-- Dataset excerpts start --

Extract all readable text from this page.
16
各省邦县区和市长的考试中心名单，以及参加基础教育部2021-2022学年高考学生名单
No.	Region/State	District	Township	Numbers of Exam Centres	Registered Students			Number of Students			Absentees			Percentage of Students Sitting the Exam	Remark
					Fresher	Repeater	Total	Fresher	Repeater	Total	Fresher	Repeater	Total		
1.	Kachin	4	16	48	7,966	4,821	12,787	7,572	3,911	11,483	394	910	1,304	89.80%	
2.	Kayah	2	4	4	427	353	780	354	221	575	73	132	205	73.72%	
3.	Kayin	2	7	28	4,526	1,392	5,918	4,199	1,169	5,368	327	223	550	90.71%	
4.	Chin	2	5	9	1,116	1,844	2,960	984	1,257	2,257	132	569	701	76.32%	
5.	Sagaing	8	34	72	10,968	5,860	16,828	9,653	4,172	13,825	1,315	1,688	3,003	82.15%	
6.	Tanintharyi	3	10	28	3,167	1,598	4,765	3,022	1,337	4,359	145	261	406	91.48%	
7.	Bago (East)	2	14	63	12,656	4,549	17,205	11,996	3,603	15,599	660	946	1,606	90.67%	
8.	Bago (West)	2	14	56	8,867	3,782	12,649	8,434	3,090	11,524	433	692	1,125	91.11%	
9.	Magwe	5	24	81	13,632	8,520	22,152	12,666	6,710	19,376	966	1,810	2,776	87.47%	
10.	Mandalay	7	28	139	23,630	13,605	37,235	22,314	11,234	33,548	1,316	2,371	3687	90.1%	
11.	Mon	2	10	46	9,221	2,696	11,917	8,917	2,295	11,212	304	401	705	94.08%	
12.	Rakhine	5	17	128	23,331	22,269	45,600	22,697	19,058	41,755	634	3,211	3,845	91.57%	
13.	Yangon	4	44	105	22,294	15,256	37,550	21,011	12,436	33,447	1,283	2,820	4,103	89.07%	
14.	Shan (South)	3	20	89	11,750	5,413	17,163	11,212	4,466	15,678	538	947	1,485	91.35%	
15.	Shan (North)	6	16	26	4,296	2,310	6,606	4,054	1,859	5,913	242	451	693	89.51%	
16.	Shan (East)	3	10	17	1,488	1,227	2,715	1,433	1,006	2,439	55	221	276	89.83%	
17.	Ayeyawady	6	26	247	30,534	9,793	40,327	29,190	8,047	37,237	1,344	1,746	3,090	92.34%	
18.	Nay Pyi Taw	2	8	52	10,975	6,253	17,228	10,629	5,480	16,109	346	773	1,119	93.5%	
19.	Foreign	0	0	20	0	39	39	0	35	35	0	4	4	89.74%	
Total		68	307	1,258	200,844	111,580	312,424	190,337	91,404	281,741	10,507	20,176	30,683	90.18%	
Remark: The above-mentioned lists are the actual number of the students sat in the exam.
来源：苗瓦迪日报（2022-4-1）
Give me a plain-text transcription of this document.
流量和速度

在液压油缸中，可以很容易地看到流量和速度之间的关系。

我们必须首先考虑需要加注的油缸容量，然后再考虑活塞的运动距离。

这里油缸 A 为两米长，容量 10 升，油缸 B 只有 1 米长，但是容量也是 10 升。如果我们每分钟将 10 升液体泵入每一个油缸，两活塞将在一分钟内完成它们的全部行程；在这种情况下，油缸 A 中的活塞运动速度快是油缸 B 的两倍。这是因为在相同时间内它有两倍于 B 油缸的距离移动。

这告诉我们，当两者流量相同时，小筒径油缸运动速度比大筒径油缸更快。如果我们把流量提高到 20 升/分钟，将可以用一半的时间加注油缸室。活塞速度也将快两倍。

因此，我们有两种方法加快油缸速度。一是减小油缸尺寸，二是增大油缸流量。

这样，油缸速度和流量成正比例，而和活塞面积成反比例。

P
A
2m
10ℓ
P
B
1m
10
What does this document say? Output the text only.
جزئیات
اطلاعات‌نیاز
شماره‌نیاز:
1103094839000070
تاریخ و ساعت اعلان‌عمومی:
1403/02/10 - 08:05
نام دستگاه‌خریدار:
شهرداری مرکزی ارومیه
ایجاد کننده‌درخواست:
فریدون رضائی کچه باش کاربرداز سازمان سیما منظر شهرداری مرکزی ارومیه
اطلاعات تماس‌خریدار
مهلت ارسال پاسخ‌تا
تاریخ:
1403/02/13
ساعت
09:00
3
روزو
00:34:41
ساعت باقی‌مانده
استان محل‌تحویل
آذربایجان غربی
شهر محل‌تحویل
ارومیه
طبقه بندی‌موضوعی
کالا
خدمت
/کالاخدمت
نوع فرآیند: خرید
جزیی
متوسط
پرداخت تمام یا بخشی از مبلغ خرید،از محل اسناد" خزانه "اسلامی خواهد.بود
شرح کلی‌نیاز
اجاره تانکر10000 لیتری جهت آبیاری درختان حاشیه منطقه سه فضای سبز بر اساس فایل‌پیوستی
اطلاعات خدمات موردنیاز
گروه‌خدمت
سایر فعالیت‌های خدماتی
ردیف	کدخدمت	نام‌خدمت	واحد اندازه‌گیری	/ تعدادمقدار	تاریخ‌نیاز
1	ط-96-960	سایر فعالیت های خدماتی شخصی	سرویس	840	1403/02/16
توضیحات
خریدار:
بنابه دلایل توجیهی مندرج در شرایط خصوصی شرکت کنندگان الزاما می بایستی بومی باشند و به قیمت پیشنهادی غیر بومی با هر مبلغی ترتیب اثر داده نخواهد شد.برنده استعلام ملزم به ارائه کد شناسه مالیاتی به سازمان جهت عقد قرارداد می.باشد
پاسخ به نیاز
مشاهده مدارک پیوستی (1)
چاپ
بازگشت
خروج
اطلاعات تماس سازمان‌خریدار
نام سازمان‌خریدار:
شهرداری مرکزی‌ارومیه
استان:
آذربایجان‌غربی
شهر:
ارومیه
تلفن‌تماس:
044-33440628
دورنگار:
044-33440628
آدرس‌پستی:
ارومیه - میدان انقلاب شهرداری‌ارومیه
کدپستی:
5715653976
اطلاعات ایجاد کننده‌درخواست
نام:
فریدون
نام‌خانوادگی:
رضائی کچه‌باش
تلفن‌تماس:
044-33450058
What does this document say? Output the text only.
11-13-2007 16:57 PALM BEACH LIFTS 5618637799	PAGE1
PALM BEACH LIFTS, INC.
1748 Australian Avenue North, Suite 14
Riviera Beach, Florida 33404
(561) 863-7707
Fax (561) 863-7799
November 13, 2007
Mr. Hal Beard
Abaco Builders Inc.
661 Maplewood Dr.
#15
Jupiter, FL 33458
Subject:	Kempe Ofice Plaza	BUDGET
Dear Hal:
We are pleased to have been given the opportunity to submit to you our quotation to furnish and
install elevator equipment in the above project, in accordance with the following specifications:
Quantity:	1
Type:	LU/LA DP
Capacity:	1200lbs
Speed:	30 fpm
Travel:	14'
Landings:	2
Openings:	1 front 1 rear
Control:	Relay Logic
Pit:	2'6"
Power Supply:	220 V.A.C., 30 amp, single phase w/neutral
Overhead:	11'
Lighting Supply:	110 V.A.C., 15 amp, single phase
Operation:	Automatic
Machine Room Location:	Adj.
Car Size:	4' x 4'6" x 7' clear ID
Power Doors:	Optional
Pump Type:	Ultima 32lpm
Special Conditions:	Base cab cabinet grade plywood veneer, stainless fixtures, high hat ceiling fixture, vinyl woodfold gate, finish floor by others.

-- Dataset excerpts end --

__Exercise aim__.
Identify every line above that includes the word "Shan", and show those lines.

__Written reply__.
14.	Shan (South)	3	20	89	11,750	5,413	17,163	11,212	4,466	15,678	538	947	1,485	91.35%	
15.	Shan (North)	6	16	26	4,296	2,310	6,606	4,054	1,859	5,913	242	451	693	89.51%	
16.	Shan (East)	3	10	17	1,488	1,227	2,715	1,433	1,006	2,439	55	221	276	89.83%	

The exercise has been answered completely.